TASK OBJECTIVE ▸
Write out all entries word for word.

MATERIAL SUPPLIED ▸
★ ★ ★ ★ ★
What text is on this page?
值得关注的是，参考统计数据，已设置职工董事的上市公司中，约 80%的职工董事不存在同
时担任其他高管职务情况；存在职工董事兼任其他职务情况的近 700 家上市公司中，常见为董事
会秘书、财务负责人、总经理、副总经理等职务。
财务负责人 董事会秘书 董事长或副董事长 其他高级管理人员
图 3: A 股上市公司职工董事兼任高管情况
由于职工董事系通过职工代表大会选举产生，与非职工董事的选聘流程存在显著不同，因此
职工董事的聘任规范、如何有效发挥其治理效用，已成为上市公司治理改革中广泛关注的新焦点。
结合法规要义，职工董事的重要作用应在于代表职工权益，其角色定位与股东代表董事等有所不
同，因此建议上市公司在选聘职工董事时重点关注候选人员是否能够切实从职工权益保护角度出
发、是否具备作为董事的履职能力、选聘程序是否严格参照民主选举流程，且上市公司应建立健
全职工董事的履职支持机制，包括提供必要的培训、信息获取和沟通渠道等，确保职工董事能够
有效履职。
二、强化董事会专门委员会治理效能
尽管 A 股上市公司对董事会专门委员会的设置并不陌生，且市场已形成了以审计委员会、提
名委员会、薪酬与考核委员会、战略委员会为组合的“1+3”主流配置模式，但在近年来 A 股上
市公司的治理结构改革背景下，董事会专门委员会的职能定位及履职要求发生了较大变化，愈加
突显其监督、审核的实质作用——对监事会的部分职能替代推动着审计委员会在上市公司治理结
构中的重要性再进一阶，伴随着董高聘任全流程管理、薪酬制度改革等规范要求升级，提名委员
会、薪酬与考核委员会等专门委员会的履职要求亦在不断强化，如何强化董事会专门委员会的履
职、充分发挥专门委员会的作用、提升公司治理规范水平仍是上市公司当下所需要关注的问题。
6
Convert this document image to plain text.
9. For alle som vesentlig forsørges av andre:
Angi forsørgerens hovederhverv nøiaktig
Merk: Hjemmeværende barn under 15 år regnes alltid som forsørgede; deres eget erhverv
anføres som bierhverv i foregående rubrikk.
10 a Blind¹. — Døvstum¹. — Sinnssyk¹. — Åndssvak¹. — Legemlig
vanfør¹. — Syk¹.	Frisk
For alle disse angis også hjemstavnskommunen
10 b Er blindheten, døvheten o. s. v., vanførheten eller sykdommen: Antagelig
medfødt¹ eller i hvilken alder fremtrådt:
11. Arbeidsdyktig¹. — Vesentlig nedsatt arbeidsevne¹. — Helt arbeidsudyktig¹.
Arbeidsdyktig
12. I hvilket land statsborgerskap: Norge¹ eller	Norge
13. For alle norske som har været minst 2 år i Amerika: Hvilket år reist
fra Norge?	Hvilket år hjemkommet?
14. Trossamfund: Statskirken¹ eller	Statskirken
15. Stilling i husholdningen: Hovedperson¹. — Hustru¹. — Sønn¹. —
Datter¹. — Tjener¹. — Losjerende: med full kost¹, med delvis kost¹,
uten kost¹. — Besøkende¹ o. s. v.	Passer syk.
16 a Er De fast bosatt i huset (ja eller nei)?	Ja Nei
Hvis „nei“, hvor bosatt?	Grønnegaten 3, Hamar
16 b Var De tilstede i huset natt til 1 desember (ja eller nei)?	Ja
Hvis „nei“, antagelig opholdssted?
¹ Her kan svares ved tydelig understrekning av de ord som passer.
★ ★ ★ ★ ★
THE RESPONSE ▸
What text is on this page?
值得关注的是，参考统计数据，已设置职工董事的上市公司中，约 80%的职工董事不存在同
时担任其他高管职务情况；存在职工董事兼任其他职务情况的近 700 家上市公司中，常见为董事
会秘书、财务负责人、总经理、副总经理等职务。
财务负责人 董事会秘书 董事长或副董事长 其他高级管理人员
图 3: A 股上市公司职工董事兼任高管情况
由于职工董事系通过职工代表大会选举产生，与非职工董事的选聘流程存在显著不同，因此
职工董事的聘任规范、如何有效发挥其治理效用，已成为上市公司治理改革中广泛关注的新焦点。
结合法规要义，职工董事的重要作用应在于代表职工权益，其角色定位与股东代表董事等有所不
同，因此建议上市公司在选聘职工董事时重点关注候选人员是否能够切实从职工权益保护角度出
发、是否具备作为董事的履职能力、选聘程序是否严格参照民主选举流程，且上市公司应建立健
全职工董事的履职支持机制，包括提供必要的培训、信息获取和沟通渠道等，确保职工董事能够
有效履职。
二、强化董事会专门委员会治理效能
尽管 A 股上市公司对董事会专门委员会的设置并不陌生，且市场已形成了以审计委员会、提
名委员会、薪酬与考核委员会、战略委员会为组合的“1+3”主流配置模式，但在近年来 A 股上
市公司的治理结构改革背景下，董事会专门委员会的职能定位及履职要求发生了较大变化，愈加
突显其监督、审核的实质作用——对监事会的部分职能替代推动着审计委员会在上市公司治理结
构中的重要性再进一阶，伴随着董高聘任全流程管理、薪酬制度改革等规范要求升级，提名委员
会、薪酬与考核委员会等专门委员会的履职要求亦在不断强化，如何强化董事会专门委员会的履
职、充分发挥专门委员会的作用、提升公司治理规范水平仍是上市公司当下所需要关注的问题。
6
Convert this document image to plain text.
9. For alle som vesentlig forsørges av andre:
Angi forsørgerens hovederhverv nøiaktig
Merk: Hjemmeværende barn under 15 år regnes alltid som forsørgede; deres eget erhverv
anføres som bierhverv i foregående rubrikk.
10 a Blind¹. — Døvstum¹. — Sinnssyk¹. — Åndssvak¹. — Legemlig
vanfør¹. — Syk¹.	Frisk
For alle disse angis også hjemstavnskommunen
10 b Er blindheten, døvheten o. s. v., vanførheten eller sykdommen: Antagelig
medfødt¹ eller i hvilken alder fremtrådt:
11. Arbeidsdyktig¹. — Vesentlig nedsatt arbeidsevne¹. — Helt arbeidsudyktig¹.
Arbeidsdyktig
12. I hvilket land statsborgerskap: Norge¹ eller	Norge
13. For alle norske som har været minst 2 år i Amerika: Hvilket år reist
fra Norge?	Hvilket år hjemkommet?
14. Trossamfund: Statskirken¹ eller	Statskirken
15. Stilling i husholdningen: Hovedperson¹. — Hustru¹. — Sønn¹. —
Datter¹. — Tjener¹. — Losjerende: med full kost¹, med delvis kost¹,
uten kost¹. — Besøkende¹ o. s. v.	Passer syk.
16 a Er De fast bosatt i huset (ja eller nei)?	Ja Nei
Hvis „nei“, hvor bosatt?	Grønnegaten 3, Hamar
16 b Var De tilstede i huset natt til 1 desember (ja eller nei)?	Ja
Hvis „nei“, antagelig opholdssted?
¹ Her kan svares ved tydelig understrekning av de ord som passer.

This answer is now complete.